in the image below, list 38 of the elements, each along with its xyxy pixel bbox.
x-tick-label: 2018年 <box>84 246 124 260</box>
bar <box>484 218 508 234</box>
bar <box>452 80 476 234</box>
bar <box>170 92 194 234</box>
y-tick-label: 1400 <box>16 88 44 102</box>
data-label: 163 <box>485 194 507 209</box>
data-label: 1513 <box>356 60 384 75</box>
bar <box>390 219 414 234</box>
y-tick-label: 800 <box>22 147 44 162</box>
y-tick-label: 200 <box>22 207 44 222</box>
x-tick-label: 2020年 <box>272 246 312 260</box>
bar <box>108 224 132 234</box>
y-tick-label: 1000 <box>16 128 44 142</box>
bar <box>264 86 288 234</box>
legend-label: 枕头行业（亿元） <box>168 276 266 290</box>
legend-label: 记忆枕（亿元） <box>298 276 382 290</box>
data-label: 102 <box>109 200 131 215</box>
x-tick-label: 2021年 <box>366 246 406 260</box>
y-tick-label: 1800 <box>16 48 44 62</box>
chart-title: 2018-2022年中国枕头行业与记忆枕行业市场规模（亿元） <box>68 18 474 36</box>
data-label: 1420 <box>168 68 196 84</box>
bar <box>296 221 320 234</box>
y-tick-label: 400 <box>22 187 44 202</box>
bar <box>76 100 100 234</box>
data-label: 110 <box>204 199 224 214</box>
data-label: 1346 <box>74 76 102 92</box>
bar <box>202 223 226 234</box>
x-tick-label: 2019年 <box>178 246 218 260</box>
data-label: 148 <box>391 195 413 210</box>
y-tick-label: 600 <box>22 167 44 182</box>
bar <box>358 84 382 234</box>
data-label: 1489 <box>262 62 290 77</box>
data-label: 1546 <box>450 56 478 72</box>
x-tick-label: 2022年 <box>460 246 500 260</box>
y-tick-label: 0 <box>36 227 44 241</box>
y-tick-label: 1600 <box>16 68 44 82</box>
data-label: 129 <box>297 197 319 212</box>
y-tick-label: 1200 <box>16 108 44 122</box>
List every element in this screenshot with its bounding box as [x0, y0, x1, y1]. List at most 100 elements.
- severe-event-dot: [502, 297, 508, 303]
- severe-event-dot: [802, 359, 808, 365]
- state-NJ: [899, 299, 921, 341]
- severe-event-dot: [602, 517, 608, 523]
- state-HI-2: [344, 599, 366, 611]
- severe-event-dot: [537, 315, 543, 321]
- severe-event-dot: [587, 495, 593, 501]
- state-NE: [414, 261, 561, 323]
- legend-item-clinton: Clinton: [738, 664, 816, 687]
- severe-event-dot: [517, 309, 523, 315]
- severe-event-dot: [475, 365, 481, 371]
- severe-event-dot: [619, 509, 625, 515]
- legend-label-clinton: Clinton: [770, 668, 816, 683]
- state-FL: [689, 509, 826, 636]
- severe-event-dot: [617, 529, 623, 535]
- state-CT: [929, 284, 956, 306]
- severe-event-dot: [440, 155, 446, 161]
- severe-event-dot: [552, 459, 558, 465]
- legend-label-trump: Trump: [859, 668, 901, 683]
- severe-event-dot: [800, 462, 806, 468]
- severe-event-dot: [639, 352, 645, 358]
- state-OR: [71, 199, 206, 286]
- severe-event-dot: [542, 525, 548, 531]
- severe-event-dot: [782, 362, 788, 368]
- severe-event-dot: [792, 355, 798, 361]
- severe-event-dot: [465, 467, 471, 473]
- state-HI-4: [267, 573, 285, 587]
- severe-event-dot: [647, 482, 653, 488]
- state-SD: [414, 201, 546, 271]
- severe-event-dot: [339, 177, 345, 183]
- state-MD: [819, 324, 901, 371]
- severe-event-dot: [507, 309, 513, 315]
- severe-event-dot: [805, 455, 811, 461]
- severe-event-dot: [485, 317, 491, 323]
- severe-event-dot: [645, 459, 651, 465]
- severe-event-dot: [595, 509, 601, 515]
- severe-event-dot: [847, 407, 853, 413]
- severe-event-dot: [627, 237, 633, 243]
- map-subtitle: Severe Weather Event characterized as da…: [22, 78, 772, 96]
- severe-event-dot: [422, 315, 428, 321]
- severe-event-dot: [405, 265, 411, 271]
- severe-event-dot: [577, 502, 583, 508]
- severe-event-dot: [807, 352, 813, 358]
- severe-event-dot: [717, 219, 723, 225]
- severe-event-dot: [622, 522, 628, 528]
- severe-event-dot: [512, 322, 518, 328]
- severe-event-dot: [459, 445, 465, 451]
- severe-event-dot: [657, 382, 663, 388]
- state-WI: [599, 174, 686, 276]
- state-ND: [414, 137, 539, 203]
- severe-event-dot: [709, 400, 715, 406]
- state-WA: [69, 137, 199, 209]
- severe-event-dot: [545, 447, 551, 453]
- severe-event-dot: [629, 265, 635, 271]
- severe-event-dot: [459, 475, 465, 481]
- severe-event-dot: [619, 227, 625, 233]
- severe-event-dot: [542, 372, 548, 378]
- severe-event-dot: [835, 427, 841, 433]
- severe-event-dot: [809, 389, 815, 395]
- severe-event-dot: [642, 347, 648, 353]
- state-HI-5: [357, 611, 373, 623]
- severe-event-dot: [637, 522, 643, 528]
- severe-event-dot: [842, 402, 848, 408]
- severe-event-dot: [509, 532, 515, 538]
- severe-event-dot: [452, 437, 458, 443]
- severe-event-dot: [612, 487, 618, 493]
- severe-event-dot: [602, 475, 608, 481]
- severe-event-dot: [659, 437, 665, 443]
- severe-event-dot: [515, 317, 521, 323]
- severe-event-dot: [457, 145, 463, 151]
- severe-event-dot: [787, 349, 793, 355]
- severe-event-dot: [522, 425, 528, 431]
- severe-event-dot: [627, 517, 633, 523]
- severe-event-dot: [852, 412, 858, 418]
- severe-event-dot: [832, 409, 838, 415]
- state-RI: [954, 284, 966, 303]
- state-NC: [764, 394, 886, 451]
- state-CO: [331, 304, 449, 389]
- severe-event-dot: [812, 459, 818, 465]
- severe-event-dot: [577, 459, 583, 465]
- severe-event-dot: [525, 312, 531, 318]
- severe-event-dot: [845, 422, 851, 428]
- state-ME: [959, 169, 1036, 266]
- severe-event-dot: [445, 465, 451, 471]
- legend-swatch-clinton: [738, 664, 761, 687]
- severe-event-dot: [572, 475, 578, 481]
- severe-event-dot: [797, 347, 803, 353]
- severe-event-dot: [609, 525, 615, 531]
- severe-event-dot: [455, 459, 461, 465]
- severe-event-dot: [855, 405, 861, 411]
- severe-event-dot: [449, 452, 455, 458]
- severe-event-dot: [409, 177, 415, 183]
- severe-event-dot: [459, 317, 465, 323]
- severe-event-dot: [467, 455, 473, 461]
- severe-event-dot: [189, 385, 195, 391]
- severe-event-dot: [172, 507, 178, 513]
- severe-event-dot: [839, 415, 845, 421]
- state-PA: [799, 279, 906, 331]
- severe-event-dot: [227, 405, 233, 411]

**Direction:**
Rename each "severe-event-dot" in the records above to "storm-marker", then write out all the records again with no other changes.

**Solution to this exercise:**
in the image below, list 38 of the elements, each along with its xyxy pixel bbox.
x-tick-label: 2018年 <box>84 246 124 260</box>
bar <box>484 218 508 234</box>
bar <box>452 80 476 234</box>
bar <box>170 92 194 234</box>
y-tick-label: 1400 <box>16 88 44 102</box>
data-label: 163 <box>485 194 507 209</box>
data-label: 1513 <box>356 60 384 75</box>
bar <box>390 219 414 234</box>
y-tick-label: 800 <box>22 147 44 162</box>
y-tick-label: 200 <box>22 207 44 222</box>
x-tick-label: 2020年 <box>272 246 312 260</box>
bar <box>108 224 132 234</box>
y-tick-label: 1000 <box>16 128 44 142</box>
bar <box>264 86 288 234</box>
legend-label: 枕头行业（亿元） <box>168 276 266 290</box>
legend-label: 记忆枕（亿元） <box>298 276 382 290</box>
data-label: 102 <box>109 200 131 215</box>
x-tick-label: 2021年 <box>366 246 406 260</box>
y-tick-label: 1800 <box>16 48 44 62</box>
chart-title: 2018-2022年中国枕头行业与记忆枕行业市场规模（亿元） <box>68 18 474 36</box>
data-label: 1420 <box>168 68 196 84</box>
bar <box>296 221 320 234</box>
y-tick-label: 400 <box>22 187 44 202</box>
bar <box>76 100 100 234</box>
data-label: 110 <box>204 199 224 214</box>
data-label: 1346 <box>74 76 102 92</box>
bar <box>202 223 226 234</box>
x-tick-label: 2019年 <box>178 246 218 260</box>
data-label: 148 <box>391 195 413 210</box>
y-tick-label: 600 <box>22 167 44 182</box>
bar <box>358 84 382 234</box>
data-label: 1489 <box>262 62 290 77</box>
data-label: 1546 <box>450 56 478 72</box>
x-tick-label: 2022年 <box>460 246 500 260</box>
y-tick-label: 0 <box>36 227 44 241</box>
y-tick-label: 1600 <box>16 68 44 82</box>
data-label: 129 <box>297 197 319 212</box>
y-tick-label: 1200 <box>16 108 44 122</box>
List every element in this screenshot with its bounding box as [x0, y0, x1, y1]. List at most 100 elements.
- storm-marker: [502, 297, 508, 303]
- storm-marker: [802, 359, 808, 365]
- state-NJ: [899, 299, 921, 341]
- storm-marker: [602, 517, 608, 523]
- state-HI-2: [344, 599, 366, 611]
- storm-marker: [537, 315, 543, 321]
- storm-marker: [587, 495, 593, 501]
- state-NE: [414, 261, 561, 323]
- legend-item-clinton: Clinton: [738, 664, 816, 687]
- storm-marker: [517, 309, 523, 315]
- storm-marker: [475, 365, 481, 371]
- storm-marker: [619, 509, 625, 515]
- legend-label-clinton: Clinton: [770, 668, 816, 683]
- state-FL: [689, 509, 826, 636]
- storm-marker: [617, 529, 623, 535]
- state-CT: [929, 284, 956, 306]
- storm-marker: [440, 155, 446, 161]
- storm-marker: [552, 459, 558, 465]
- legend-label-trump: Trump: [859, 668, 901, 683]
- storm-marker: [800, 462, 806, 468]
- storm-marker: [639, 352, 645, 358]
- state-OR: [71, 199, 206, 286]
- storm-marker: [542, 525, 548, 531]
- storm-marker: [782, 362, 788, 368]
- storm-marker: [792, 355, 798, 361]
- storm-marker: [465, 467, 471, 473]
- state-HI-4: [267, 573, 285, 587]
- storm-marker: [647, 482, 653, 488]
- state-SD: [414, 201, 546, 271]
- storm-marker: [339, 177, 345, 183]
- state-MD: [819, 324, 901, 371]
- storm-marker: [507, 309, 513, 315]
- storm-marker: [805, 455, 811, 461]
- storm-marker: [485, 317, 491, 323]
- storm-marker: [645, 459, 651, 465]
- storm-marker: [595, 509, 601, 515]
- storm-marker: [847, 407, 853, 413]
- storm-marker: [627, 237, 633, 243]
- map-subtitle: Severe Weather Event characterized as da…: [22, 78, 772, 96]
- storm-marker: [422, 315, 428, 321]
- storm-marker: [405, 265, 411, 271]
- storm-marker: [577, 502, 583, 508]
- storm-marker: [807, 352, 813, 358]
- storm-marker: [717, 219, 723, 225]
- storm-marker: [622, 522, 628, 528]
- storm-marker: [512, 322, 518, 328]
- storm-marker: [459, 445, 465, 451]
- storm-marker: [657, 382, 663, 388]
- state-WI: [599, 174, 686, 276]
- state-ND: [414, 137, 539, 203]
- storm-marker: [709, 400, 715, 406]
- state-WA: [69, 137, 199, 209]
- storm-marker: [545, 447, 551, 453]
- storm-marker: [629, 265, 635, 271]
- storm-marker: [459, 475, 465, 481]
- storm-marker: [619, 227, 625, 233]
- storm-marker: [542, 372, 548, 378]
- storm-marker: [835, 427, 841, 433]
- storm-marker: [809, 389, 815, 395]
- storm-marker: [642, 347, 648, 353]
- state-HI-5: [357, 611, 373, 623]
- storm-marker: [637, 522, 643, 528]
- storm-marker: [842, 402, 848, 408]
- storm-marker: [509, 532, 515, 538]
- storm-marker: [452, 437, 458, 443]
- storm-marker: [612, 487, 618, 493]
- storm-marker: [602, 475, 608, 481]
- storm-marker: [659, 437, 665, 443]
- storm-marker: [515, 317, 521, 323]
- storm-marker: [457, 145, 463, 151]
- storm-marker: [787, 349, 793, 355]
- storm-marker: [522, 425, 528, 431]
- storm-marker: [627, 517, 633, 523]
- storm-marker: [852, 412, 858, 418]
- storm-marker: [832, 409, 838, 415]
- state-RI: [954, 284, 966, 303]
- state-NC: [764, 394, 886, 451]
- state-CO: [331, 304, 449, 389]
- storm-marker: [812, 459, 818, 465]
- storm-marker: [577, 459, 583, 465]
- storm-marker: [525, 312, 531, 318]
- storm-marker: [845, 422, 851, 428]
- state-ME: [959, 169, 1036, 266]
- storm-marker: [445, 465, 451, 471]
- legend-swatch-clinton: [738, 664, 761, 687]
- storm-marker: [572, 475, 578, 481]
- storm-marker: [797, 347, 803, 353]
- storm-marker: [609, 525, 615, 531]
- storm-marker: [455, 459, 461, 465]
- storm-marker: [855, 405, 861, 411]
- storm-marker: [449, 452, 455, 458]
- storm-marker: [409, 177, 415, 183]
- storm-marker: [459, 317, 465, 323]
- storm-marker: [467, 455, 473, 461]
- storm-marker: [189, 385, 195, 391]
- storm-marker: [172, 507, 178, 513]
- storm-marker: [839, 415, 845, 421]
- state-PA: [799, 279, 906, 331]
- storm-marker: [227, 405, 233, 411]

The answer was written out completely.